Dungu : situation sécuritaire inquiétante, présence d’hommes armés non identifiés signalée à Kapili et ses environs

La situation sécuritaire demeure préoccupante dans la localité de Kapili, située à environ 75 kilomètres au nord-ouest de Dungu, dans la province du Haut-Uele au nord-est de la République Démocratique du Congo.

Des sources d’alerte communautaire, mises en place par la coordination de Caritas Catholique et reliées par des radios phoniques, signalent plusieurs incidents survenus entre le 21 et le 23 mars 2026, témoignant d’une recrudescence de l’insécurité dans cette partie du territoire.

Selon les informations recueillies, le samedi 21 mars 2026, aux environs de 17 heures, le domicile d’un habitant, identifié comme Monsieur Edmond, a été la cible d’une incursion menée par trois hommes armés, à environ un kilomètre au sud de Kapili. Deux d’entre eux étaient munis de fusils de type AK-47, tandis que tous portaient des tenues assimilables à celles de la Police nationale congolaise (PNC). L’un des assaillants s’exprimait en pazande, tandis que les deux autres utilisaient une langue non identifiée.

Au cours de cette attaque, les malfaiteurs ont emporté plusieurs biens, notamment 60 verres d’arachides, deux draps de lit, cinq litres d’huile de palme ainsi que du sel de cuisine, avant de prendre la direction de l’Ouest.

Le lendemain, dimanche 22 mars, en raison de l’insuffisance des éléments des forces de sécurité, le chef de localité a mobilisé quelques jeunes volontaires pour tenter de poursuivre les assaillants. « Ces derniers ont réussi à retrouver deux suspects, qui leur auraient révélé qu’ils étaient nombreux dans la zone, tout en affirmant que leur présence ne devait pas être signalée aux éléments des Forces armées de la République Démocratique du Congo (FARDC). Face à ces révélations inquiétantes, les jeunes, pris de peur, ont préféré rebrousser chemin et alerter la communauté », a-t-il poursuivi.

La situation s’est aggravée le lundi 23 mars, lorsque des informations ont fait état d’un nouvel acte de pillage attribué aux mêmes individus. Cette fois-ci, l’attaque aurait eu lieu à environ deux kilomètres du centre de Limolo, en direction de Mbamu. « Ces assaillants y ont dérobé deux téléphones Android, des vêtements ainsi que des vivres, avant de disparaître à nouveau vers l’Ouest », a-t-il ajouté.

Ces incidents répétés plongent les populations locales, notamment les agriculteurs vivant le long de l’axe Ngilima-Bangadi, dans un climat de peur permanente. Les activités champêtres, essentielles à leur subsistance, sont désormais perturbées par la crainte de nouvelles attaques.

Par ailleurs, la présence continue des éleveurs Mbororo dans plusieurs villages de cette région est également signalée comme un facteur d’inquiétude supplémentaire pour les habitants, déjà confrontés à une insécurité grandissante. Les autorités sécuritaires ne se sont pas encore prononcées sur ces incidents.
○ ○ ○ ○ ○ ○ ○
CONSIGNE:
Répondez à ces questions d'après l'extrait à lire :
(a) À quelle distance de Dungu et dans quelle direction se trouve Kapili ?
(b) Quels biens les malfaiteurs ont-ils emportés lors de l'attaque du samedi 21 mars 2026 ?
(c) Qu'ont dérobé les assaillants le lundi 23 mars ?
Le matériel ci-dessous est indépendant de l'extrait.

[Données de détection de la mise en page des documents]
○ ○ ○ ○ ○ ○ ○
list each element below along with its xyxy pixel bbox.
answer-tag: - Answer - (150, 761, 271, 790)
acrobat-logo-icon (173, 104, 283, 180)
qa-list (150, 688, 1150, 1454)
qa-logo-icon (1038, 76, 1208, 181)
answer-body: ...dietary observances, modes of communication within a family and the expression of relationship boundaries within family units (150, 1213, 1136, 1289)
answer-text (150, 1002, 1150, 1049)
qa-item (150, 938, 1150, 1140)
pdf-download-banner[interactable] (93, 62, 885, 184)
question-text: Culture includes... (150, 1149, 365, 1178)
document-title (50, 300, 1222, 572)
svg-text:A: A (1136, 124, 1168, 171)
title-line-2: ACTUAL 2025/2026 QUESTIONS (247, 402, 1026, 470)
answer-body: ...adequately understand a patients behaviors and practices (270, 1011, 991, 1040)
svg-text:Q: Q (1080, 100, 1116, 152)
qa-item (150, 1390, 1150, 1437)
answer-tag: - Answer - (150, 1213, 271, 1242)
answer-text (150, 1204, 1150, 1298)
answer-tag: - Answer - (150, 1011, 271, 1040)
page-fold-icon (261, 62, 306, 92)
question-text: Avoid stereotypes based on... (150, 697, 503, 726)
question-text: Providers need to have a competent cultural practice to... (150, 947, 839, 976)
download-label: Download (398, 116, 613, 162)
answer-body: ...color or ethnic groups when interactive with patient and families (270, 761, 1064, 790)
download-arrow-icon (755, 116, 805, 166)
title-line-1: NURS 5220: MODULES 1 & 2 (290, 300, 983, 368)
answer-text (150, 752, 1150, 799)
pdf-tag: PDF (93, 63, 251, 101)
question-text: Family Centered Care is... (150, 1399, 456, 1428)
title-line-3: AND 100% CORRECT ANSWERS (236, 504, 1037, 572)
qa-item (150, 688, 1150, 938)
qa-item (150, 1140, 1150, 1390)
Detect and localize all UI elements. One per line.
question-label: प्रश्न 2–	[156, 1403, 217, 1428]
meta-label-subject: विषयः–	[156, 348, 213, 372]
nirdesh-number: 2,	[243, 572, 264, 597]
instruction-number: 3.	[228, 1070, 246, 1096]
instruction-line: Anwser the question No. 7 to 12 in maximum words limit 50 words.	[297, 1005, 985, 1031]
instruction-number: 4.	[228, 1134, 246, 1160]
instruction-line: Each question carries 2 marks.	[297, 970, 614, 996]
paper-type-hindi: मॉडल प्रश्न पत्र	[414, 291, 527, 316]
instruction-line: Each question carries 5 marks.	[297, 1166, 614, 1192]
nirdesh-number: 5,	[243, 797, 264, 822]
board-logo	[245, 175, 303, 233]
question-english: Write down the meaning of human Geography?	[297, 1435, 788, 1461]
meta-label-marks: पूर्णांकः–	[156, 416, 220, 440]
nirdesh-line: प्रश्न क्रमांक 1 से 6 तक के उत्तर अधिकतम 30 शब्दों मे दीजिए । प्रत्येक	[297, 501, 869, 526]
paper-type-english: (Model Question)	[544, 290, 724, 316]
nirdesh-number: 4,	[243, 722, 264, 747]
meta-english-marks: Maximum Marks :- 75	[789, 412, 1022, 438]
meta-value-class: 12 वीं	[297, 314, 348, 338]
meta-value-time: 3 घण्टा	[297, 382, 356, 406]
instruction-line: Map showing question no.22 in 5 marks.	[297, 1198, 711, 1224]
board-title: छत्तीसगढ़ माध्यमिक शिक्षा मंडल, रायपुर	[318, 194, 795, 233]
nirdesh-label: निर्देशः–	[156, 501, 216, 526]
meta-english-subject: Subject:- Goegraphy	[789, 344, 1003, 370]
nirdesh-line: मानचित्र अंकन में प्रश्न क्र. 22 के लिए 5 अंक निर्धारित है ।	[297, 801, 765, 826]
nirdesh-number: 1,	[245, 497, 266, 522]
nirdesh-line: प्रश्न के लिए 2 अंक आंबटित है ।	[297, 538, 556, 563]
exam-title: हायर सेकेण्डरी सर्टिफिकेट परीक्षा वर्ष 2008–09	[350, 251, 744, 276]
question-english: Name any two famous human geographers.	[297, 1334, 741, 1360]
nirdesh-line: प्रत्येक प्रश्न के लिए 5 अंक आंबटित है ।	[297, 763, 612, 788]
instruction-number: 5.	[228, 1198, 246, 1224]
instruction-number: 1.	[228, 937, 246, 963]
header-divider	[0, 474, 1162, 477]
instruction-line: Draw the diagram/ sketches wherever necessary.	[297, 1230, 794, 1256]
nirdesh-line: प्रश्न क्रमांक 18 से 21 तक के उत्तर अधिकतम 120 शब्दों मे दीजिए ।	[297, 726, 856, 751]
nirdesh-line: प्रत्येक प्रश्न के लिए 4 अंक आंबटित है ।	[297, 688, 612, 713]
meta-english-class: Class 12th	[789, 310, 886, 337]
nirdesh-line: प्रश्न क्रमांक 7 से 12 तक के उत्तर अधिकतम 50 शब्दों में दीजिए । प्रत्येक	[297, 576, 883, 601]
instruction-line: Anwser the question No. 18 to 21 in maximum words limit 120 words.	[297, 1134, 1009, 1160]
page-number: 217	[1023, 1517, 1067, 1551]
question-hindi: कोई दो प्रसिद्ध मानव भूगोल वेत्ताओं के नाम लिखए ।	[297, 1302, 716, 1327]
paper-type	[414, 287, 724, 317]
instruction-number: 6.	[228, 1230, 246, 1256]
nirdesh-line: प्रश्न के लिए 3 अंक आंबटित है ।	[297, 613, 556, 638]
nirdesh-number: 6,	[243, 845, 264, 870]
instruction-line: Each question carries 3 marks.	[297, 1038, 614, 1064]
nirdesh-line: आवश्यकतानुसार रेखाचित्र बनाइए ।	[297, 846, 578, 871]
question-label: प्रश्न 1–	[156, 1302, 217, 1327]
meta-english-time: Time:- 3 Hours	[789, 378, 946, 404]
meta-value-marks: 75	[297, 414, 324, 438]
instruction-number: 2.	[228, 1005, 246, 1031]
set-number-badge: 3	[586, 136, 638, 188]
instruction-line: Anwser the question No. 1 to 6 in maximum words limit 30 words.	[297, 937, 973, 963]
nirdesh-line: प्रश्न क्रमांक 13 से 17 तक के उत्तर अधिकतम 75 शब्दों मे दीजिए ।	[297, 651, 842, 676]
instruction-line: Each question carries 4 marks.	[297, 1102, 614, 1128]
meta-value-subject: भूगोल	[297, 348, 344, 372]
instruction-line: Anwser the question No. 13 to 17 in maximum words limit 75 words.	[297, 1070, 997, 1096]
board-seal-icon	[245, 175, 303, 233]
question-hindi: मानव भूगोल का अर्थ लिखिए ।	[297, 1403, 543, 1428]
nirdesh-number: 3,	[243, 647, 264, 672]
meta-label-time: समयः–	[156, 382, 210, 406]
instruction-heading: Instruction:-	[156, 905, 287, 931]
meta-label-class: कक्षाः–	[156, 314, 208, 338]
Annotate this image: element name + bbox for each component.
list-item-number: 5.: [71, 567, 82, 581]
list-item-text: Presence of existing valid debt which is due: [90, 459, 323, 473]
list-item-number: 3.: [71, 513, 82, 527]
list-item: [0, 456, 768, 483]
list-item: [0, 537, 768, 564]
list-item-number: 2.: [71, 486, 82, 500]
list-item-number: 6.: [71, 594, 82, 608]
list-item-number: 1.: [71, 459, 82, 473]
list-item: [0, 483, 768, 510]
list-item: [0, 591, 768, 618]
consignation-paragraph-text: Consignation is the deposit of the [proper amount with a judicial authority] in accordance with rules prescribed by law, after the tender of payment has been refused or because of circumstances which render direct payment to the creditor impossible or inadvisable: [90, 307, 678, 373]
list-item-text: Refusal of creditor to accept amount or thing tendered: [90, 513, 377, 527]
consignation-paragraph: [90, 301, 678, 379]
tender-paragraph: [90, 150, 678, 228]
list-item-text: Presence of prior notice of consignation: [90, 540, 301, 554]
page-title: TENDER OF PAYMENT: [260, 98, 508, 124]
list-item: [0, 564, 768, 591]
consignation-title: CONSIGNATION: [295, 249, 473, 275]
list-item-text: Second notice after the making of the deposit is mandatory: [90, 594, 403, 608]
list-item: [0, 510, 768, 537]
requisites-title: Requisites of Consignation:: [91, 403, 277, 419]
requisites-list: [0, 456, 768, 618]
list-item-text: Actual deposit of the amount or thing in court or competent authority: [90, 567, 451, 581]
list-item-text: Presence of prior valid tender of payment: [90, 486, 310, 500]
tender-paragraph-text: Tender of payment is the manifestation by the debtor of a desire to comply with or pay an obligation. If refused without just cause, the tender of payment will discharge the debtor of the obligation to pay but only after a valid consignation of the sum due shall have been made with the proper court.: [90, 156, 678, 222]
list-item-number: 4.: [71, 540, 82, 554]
○ ○ ○ ○ ○ ○ ○
RÉPONSE:
(a) À environ 75 kilomètres au nord-ouest de Dungu.
(b) 60 verres d'arachides, deux draps de lit, cinq litres d'huile de palme et du sel de cuisine.
(c) Deux téléphones Android, des vêtements et des vivres.